(Lines of data)
☆ ☆ ☆
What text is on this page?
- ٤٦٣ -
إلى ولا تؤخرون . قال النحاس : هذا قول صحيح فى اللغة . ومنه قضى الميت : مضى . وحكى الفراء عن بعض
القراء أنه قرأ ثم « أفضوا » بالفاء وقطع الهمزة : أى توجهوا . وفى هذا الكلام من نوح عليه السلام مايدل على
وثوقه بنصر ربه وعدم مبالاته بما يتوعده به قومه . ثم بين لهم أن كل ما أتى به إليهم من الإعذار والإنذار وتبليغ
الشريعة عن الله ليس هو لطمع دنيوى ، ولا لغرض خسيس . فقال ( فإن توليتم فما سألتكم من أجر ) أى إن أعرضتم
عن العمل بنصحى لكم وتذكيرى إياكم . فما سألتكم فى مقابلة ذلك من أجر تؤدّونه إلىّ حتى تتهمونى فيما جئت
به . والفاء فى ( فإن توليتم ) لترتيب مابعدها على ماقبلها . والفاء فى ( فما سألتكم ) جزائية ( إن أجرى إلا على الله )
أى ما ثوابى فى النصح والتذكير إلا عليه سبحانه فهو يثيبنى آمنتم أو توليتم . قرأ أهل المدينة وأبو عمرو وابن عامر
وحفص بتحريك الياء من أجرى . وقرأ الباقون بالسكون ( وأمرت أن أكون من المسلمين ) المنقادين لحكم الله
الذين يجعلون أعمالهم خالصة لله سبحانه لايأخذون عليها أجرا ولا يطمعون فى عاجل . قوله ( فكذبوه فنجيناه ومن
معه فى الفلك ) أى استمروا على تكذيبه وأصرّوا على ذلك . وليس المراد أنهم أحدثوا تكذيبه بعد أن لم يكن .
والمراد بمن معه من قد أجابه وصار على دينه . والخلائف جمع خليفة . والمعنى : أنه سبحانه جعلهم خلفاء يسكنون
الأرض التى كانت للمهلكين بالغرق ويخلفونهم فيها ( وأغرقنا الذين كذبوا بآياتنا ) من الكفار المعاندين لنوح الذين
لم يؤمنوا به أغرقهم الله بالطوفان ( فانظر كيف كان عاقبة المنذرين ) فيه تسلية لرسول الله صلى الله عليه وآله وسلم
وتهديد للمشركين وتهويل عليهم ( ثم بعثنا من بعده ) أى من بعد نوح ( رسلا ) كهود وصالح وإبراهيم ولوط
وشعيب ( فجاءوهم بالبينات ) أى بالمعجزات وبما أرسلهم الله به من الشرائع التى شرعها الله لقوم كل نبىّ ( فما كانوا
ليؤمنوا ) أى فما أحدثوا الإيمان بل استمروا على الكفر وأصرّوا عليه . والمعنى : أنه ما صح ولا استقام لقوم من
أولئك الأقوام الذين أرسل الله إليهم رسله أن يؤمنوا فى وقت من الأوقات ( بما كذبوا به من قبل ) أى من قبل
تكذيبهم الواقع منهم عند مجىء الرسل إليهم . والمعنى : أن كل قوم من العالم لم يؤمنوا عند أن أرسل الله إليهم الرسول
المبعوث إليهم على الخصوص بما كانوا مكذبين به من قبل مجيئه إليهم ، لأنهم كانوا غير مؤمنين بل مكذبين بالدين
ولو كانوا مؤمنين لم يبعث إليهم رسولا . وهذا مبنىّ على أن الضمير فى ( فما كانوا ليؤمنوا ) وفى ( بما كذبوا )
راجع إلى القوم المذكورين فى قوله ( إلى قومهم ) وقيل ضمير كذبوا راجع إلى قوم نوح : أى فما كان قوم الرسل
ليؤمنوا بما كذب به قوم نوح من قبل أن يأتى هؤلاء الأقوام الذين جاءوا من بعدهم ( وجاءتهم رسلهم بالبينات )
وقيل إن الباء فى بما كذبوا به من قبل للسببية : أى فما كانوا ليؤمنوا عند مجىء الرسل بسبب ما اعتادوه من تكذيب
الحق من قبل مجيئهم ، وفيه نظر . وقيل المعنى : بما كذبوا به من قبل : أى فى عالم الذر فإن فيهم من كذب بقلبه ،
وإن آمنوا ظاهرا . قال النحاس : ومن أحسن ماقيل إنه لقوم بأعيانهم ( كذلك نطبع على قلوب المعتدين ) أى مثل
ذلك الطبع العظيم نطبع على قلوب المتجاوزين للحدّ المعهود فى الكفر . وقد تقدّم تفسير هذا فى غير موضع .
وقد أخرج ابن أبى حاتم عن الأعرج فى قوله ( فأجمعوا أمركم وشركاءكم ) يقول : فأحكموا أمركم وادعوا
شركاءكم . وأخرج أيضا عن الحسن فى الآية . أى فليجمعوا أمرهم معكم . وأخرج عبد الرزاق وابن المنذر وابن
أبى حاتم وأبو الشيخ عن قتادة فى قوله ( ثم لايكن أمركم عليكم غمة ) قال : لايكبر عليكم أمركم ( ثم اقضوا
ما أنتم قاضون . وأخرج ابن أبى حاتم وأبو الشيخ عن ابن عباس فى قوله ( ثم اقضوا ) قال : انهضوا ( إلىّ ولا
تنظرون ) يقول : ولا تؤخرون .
☆ ☆ ☆
Using the listing above, locate the lines that hold "أحدثوا" and copy each one.

* [THE RESPONSE]:
معه فى الفلك ) أى استمروا على تكذيبه وأصرّوا على ذلك . وليس المراد أنهم أحدثوا تكذيبه بعد أن لم يكن .
ليؤمنوا ) أى فما أحدثوا الإيمان بل استمروا على الكفر وأصرّوا عليه . والمعنى : أنه ما صح ولا استقام لقوم من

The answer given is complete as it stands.